### Work request 1
Answer these questions from the blog excerpt:
(a) For about how long has the writer known the man who gave the oration?
(b) Which anniversary did the writer's parents celebrate a couple of weeks earlier?
(c) For how long has the commenter mzchief been together with "my Mr."?
### Work request 2
Rewrite the stretch of the blog excerpt from "I've known the" through "a beautiful tapestry.", putting "quilt" in place of "tapestry".
### Work request 3
In the blog excerpt, list everything that the commenter's husband says is well-fed at home.

··· Excerpt provided

You could've heard a pin drop.  For me, part of the poignancy was that my own parents celebrated their 52nd anniversary a couple of weeks ago.

I've known the man for about three years. Long enough to know that his oration that morning was not boastful or self-aggrandizing - within the subject matter, it was a reminder of the responsibility that Christ followers have, and a testimony that, despite popular culture and the temptations we're faced with, we have options and are not to enslave ourselves to the sinful desires.

It's doubtful that the speaker and Todd the Blogger have ever met, but certainly they would agree that while we may not see the beauty or sometimes the reason behind what we're called to do, and the events that happen in our lives, God is weaving the 'Threads' of a beautiful tapestry.

h/t: KG, RTB

4 comments:

mzchief said...

I never said The Big Book of Myths and Fables did not have several good lessons that, if followed, makes for an easier life.

Incidentally, my Mr. and I have been together for over 25 years, though neither of us ascribes to any particular religious belief, neither of us has felt the need to stray, even in our heads. Hubby has always said, that having his head, heart and body well-fed at home leaves him no appetite to dig around in the rubbish. On my part, I have always taken great pride in my virtue and believe, that I am not only a treasure to my husband but my being virtuous enables him to achieve much knowing that I am truly, only his, head, heart and body.

My heart always weeps a wee bit for the partner, in a marriage, who has been cheated on by a unfaithful spouse.

······
··· Extracted data

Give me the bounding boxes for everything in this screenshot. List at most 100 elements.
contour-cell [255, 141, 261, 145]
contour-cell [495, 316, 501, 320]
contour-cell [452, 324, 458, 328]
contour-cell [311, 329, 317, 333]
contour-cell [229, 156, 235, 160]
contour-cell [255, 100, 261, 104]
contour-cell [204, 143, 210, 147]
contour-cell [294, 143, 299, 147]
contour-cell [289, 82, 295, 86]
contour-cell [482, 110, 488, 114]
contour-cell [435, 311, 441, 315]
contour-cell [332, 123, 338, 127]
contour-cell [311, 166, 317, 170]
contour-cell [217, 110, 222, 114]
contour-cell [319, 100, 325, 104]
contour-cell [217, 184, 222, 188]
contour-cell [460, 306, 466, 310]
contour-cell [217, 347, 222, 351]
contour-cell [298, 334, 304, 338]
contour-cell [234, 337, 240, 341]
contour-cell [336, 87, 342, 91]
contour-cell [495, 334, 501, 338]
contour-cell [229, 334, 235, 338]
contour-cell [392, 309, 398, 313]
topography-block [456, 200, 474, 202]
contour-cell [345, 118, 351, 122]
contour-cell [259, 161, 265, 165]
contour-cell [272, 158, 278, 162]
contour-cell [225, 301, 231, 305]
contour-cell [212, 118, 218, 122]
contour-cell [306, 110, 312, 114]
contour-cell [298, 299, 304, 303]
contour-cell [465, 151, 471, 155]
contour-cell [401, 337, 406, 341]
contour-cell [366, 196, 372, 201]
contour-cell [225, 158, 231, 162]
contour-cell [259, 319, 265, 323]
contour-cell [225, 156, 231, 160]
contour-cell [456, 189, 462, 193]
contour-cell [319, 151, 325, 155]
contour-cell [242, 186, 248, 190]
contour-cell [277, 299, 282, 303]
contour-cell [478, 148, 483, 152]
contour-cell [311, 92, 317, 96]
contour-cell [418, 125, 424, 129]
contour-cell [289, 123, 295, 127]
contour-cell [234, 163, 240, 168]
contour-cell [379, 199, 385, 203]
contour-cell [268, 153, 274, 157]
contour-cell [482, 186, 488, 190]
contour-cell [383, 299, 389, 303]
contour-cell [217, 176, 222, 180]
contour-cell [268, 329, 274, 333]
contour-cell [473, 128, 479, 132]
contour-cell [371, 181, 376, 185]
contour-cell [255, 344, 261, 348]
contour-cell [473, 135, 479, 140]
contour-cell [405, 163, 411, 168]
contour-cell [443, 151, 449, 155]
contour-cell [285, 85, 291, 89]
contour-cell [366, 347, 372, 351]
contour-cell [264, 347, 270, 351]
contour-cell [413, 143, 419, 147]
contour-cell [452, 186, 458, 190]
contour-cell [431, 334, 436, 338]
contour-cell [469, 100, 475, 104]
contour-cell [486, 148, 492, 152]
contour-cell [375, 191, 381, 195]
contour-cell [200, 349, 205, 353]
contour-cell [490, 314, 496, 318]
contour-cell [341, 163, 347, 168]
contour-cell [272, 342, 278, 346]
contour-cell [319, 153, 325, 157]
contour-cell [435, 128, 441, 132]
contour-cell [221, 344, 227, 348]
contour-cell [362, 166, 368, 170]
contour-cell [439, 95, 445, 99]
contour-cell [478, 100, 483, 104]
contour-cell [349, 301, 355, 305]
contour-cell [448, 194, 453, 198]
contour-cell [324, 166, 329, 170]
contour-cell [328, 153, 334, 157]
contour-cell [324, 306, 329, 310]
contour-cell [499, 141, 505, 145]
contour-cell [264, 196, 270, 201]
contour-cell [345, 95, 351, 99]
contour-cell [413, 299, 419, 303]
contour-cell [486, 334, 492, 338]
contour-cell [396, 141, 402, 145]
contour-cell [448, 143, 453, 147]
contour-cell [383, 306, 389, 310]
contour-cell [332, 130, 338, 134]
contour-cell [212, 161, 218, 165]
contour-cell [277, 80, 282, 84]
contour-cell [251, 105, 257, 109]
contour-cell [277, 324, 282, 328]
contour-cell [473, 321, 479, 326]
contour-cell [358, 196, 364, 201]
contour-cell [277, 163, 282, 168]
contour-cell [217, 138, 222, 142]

······

### Worked solution 1
(a) About three years.
(b) Their 52nd anniversary.
(c) Over 25 years.

### Worked solution 2
I've known the man for about three years. Long enough to know that his oration that morning was not boastful or self-aggrandizing - within the subject matter, it was a reminder of the responsibility that Christ followers have, and a testimony that, despite popular culture and the temptations we're faced with, we have options and are not to enslave ourselves to the sinful desires.

It's doubtful that the speaker and Todd the Blogger have ever met, but certainly they would agree that while we may not see the beauty or sometimes the reason behind what we're called to do, and the events that happen in our lives, God is weaving the 'Threads' of a beautiful quilt.

### Worked solution 3
Head, heart, body